> TASK INSTRUCTIONS: Copy each line of the records below verbatim, from the first line to the last, with no changes to any character.

> EXERCISE INPUTS:
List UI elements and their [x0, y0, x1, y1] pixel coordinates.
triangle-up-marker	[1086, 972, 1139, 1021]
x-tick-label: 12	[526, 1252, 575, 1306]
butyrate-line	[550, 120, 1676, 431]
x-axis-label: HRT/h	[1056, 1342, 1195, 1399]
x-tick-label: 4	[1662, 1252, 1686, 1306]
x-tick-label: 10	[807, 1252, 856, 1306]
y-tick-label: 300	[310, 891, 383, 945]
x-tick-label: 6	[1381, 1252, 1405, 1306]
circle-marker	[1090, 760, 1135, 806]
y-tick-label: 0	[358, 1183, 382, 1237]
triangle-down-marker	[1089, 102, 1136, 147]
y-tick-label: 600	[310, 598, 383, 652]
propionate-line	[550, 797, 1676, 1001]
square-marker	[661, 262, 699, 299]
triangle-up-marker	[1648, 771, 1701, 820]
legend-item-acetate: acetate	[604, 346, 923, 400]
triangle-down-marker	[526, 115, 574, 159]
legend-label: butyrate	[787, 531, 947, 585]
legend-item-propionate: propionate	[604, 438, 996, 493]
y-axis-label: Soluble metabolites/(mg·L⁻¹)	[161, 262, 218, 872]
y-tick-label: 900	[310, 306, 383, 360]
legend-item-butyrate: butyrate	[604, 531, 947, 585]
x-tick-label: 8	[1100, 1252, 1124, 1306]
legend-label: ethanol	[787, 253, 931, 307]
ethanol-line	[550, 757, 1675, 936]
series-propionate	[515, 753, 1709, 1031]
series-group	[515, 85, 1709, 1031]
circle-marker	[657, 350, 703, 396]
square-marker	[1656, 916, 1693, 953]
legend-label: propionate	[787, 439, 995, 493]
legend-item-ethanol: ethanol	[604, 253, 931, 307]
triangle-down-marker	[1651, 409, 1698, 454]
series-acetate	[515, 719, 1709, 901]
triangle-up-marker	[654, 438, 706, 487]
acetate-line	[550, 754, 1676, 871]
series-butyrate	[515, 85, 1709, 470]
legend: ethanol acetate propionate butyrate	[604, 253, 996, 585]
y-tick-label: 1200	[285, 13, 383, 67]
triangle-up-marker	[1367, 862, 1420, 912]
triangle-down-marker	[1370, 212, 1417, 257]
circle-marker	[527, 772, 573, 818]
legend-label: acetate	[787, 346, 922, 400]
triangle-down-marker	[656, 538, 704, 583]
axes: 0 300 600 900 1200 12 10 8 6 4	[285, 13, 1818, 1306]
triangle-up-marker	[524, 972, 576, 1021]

> ANSWER FOR THE TASK:
List UI elements and their [x0, y0, x1, y1] pixel coordinates.
triangle-up-marker	[1086, 972, 1139, 1021]
x-tick-label: 12	[526, 1252, 575, 1306]
butyrate-line	[550, 120, 1676, 431]
x-axis-label: HRT/h	[1056, 1342, 1195, 1399]
x-tick-label: 4	[1662, 1252, 1686, 1306]
x-tick-label: 10	[807, 1252, 856, 1306]
y-tick-label: 300	[310, 891, 383, 945]
x-tick-label: 6	[1381, 1252, 1405, 1306]
circle-marker	[1090, 760, 1135, 806]
y-tick-label: 0	[358, 1183, 382, 1237]
triangle-down-marker	[1089, 102, 1136, 147]
y-tick-label: 600	[310, 598, 383, 652]
propionate-line	[550, 797, 1676, 1001]
square-marker	[661, 262, 699, 299]
triangle-up-marker	[1648, 771, 1701, 820]
legend-item-acetate: acetate	[604, 346, 923, 400]
triangle-down-marker	[526, 115, 574, 159]
legend-label: butyrate	[787, 531, 947, 585]
legend-item-propionate: propionate	[604, 438, 996, 493]
y-axis-label: Soluble metabolites/(mg·L⁻¹)	[161, 262, 218, 872]
y-tick-label: 900	[310, 306, 383, 360]
legend-item-butyrate: butyrate	[604, 531, 947, 585]
x-tick-label: 8	[1100, 1252, 1124, 1306]
legend-label: ethanol	[787, 253, 931, 307]
ethanol-line	[550, 757, 1675, 936]
series-propionate	[515, 753, 1709, 1031]
series-group	[515, 85, 1709, 1031]
circle-marker	[657, 350, 703, 396]
square-marker	[1656, 916, 1693, 953]
legend-label: propionate	[787, 439, 995, 493]
legend-item-ethanol: ethanol	[604, 253, 931, 307]
triangle-down-marker	[1651, 409, 1698, 454]
series-acetate	[515, 719, 1709, 901]
triangle-up-marker	[654, 438, 706, 487]
acetate-line	[550, 754, 1676, 871]
series-butyrate	[515, 85, 1709, 470]
legend: ethanol acetate propionate butyrate	[604, 253, 996, 585]
y-tick-label: 1200	[285, 13, 383, 67]
triangle-up-marker	[1367, 862, 1420, 912]
triangle-down-marker	[1370, 212, 1417, 257]
circle-marker	[527, 772, 573, 818]
legend-label: acetate	[787, 346, 922, 400]
triangle-down-marker	[656, 538, 704, 583]
axes: 0 300 600 900 1200 12 10 8 6 4	[285, 13, 1818, 1306]
triangle-up-marker	[524, 972, 576, 1021]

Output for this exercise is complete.